== Working data ==
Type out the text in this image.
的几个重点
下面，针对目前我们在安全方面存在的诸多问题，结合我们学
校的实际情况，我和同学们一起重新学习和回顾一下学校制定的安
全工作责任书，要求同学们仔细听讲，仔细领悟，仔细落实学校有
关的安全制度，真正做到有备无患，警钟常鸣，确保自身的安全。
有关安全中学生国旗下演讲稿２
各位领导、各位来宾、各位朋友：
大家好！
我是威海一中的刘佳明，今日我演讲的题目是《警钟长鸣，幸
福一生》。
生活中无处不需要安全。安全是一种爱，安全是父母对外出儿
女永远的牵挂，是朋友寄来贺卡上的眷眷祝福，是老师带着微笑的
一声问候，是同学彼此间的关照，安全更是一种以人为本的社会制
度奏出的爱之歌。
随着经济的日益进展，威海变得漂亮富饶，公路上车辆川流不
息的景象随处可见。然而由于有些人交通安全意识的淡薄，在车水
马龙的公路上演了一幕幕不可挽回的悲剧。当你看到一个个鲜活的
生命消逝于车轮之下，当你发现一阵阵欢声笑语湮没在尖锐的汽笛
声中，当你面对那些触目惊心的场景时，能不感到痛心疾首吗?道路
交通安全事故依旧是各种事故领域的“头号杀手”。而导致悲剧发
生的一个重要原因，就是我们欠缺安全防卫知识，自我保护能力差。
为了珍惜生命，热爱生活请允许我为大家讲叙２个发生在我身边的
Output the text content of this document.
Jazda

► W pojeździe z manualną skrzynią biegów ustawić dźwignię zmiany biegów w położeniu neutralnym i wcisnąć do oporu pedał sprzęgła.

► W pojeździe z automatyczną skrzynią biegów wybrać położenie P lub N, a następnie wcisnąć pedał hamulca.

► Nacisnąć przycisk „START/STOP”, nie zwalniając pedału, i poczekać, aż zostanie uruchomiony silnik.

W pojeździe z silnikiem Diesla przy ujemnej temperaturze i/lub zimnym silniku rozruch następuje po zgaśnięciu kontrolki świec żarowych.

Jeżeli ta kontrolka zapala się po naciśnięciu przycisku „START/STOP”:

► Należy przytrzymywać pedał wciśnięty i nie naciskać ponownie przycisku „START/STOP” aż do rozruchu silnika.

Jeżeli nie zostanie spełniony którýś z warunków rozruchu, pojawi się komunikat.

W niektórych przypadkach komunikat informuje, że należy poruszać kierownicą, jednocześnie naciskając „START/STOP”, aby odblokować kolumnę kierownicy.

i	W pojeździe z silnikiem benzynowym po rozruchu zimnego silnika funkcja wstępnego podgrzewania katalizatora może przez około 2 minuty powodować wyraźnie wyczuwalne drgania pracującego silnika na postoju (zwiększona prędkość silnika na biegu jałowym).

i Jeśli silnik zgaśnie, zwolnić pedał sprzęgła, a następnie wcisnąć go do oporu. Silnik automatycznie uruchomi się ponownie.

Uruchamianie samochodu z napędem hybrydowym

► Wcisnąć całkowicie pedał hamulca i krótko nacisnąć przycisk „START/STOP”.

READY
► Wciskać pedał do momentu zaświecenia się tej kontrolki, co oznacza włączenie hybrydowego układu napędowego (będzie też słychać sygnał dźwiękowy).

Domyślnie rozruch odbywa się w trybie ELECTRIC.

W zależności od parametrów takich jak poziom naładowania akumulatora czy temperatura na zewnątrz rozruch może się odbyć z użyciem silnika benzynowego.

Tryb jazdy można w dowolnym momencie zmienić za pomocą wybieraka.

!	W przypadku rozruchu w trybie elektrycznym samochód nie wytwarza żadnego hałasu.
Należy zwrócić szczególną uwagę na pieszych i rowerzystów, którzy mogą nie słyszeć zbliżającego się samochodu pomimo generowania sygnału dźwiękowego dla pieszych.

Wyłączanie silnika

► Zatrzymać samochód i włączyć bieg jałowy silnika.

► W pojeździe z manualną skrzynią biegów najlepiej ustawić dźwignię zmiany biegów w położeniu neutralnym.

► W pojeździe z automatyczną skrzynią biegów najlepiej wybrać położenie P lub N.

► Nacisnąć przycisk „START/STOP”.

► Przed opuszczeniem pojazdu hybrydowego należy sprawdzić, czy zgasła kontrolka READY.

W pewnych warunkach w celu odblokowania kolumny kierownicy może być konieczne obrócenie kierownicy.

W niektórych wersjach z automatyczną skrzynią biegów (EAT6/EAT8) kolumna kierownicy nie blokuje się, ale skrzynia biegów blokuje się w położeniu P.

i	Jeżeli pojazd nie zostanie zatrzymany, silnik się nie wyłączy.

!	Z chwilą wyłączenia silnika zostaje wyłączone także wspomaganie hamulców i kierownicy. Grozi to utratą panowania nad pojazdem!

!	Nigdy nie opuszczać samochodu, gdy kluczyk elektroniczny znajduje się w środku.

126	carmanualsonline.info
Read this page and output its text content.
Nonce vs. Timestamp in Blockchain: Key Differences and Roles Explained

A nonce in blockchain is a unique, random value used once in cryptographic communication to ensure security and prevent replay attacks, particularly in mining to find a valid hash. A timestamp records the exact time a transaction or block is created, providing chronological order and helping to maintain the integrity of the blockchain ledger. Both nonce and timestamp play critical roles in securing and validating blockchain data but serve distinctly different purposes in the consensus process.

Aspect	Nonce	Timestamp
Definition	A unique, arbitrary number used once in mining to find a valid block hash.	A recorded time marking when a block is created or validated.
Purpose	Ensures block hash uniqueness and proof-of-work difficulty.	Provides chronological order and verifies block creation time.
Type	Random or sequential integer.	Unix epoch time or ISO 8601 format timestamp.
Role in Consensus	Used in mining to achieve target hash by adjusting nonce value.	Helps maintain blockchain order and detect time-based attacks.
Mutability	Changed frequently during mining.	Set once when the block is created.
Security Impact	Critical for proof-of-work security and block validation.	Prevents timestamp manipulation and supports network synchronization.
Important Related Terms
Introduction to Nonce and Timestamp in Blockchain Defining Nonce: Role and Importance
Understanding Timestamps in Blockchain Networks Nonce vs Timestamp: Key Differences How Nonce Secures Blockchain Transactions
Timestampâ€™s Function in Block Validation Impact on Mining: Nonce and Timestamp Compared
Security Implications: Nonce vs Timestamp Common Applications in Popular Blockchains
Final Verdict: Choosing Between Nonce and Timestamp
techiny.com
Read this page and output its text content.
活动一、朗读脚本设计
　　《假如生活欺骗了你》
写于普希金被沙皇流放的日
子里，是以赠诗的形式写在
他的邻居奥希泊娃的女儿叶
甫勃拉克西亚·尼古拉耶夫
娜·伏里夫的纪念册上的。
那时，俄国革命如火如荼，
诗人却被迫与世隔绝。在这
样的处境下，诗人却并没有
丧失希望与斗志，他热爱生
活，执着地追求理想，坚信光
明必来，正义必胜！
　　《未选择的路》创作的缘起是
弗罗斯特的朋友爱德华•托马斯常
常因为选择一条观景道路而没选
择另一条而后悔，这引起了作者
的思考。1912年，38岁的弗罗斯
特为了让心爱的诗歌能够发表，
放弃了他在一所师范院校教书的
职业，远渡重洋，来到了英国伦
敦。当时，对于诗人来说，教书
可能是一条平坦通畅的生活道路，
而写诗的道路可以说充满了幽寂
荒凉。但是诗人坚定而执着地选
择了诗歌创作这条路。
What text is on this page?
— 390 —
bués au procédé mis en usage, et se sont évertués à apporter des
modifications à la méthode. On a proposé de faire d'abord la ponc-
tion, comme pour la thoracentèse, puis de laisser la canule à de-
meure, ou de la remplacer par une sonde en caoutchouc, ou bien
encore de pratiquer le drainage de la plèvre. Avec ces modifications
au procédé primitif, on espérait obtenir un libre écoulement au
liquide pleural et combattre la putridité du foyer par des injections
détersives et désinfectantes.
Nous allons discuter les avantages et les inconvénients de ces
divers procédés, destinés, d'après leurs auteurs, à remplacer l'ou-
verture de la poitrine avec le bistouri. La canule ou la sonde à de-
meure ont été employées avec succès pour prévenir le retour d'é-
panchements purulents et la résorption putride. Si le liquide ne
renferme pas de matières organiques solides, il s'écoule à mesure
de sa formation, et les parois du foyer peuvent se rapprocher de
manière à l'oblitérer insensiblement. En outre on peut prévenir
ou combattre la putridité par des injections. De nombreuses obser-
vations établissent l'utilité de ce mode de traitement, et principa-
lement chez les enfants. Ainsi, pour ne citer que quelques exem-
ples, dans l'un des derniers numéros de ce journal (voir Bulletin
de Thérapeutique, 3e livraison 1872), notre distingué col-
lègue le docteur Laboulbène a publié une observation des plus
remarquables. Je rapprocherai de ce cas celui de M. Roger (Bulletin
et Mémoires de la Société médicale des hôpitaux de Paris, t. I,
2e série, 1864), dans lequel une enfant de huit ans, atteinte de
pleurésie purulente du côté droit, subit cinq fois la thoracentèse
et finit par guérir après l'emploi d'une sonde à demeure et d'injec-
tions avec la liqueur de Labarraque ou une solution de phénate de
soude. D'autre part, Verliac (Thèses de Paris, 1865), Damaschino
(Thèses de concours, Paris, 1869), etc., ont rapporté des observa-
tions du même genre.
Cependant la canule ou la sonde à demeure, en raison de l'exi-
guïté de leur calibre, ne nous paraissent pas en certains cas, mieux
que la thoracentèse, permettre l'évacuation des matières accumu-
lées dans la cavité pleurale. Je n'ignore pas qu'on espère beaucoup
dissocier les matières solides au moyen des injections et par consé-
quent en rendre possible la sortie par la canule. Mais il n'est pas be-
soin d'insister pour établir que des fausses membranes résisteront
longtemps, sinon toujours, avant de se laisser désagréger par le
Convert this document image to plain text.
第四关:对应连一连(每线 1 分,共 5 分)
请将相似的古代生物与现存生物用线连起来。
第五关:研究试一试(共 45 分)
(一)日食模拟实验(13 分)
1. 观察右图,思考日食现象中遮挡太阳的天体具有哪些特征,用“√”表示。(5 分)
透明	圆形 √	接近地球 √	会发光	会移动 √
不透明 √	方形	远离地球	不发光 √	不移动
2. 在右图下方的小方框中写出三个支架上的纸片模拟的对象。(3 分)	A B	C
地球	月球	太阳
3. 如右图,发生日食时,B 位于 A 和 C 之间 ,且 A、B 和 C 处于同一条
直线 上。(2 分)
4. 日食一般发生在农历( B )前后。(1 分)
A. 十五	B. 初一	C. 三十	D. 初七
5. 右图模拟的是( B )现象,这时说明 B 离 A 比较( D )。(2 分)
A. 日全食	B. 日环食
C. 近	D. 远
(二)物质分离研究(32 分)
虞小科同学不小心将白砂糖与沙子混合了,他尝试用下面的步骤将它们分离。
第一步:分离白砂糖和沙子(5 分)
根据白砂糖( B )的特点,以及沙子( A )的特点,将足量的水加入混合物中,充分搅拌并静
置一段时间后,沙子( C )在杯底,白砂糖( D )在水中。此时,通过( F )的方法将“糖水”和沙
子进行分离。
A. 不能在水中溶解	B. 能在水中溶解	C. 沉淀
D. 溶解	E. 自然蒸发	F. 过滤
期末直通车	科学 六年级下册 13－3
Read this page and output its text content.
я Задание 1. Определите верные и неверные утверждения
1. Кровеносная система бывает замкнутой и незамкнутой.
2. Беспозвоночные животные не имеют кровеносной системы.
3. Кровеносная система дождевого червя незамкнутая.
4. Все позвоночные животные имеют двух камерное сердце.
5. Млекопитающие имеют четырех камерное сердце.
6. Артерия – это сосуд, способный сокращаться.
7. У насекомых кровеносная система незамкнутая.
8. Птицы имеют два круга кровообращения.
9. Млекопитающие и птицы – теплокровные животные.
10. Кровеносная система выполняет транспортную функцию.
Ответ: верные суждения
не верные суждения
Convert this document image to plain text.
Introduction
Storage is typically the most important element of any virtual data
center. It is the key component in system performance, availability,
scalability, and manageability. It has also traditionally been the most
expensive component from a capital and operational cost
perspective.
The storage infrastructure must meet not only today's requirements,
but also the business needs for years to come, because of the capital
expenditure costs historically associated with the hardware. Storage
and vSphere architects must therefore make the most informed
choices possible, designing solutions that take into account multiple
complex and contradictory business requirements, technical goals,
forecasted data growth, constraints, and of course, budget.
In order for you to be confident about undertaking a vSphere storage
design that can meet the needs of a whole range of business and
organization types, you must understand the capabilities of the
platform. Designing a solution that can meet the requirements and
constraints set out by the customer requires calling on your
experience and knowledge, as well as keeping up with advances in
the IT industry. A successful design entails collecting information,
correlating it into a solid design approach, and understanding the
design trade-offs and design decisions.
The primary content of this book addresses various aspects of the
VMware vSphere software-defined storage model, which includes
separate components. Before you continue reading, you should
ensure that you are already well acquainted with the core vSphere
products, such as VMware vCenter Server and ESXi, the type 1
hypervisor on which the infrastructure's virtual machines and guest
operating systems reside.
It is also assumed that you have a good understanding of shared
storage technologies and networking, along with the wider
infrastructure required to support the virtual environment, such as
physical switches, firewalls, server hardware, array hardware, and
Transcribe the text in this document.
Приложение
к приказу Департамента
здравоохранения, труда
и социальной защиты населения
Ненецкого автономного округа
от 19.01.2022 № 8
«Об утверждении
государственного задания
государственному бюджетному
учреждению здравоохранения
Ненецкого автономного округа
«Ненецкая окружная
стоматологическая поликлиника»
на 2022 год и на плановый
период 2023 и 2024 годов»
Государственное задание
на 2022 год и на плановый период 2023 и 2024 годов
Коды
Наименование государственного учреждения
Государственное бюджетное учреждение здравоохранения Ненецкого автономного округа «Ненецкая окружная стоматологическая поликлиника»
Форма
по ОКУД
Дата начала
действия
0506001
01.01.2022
===
In the lines above, find each one with "верные" and list it.

Output below:
я Задание 1. Определите верные и неверные утверждения
Ответ: верные суждения
не верные суждения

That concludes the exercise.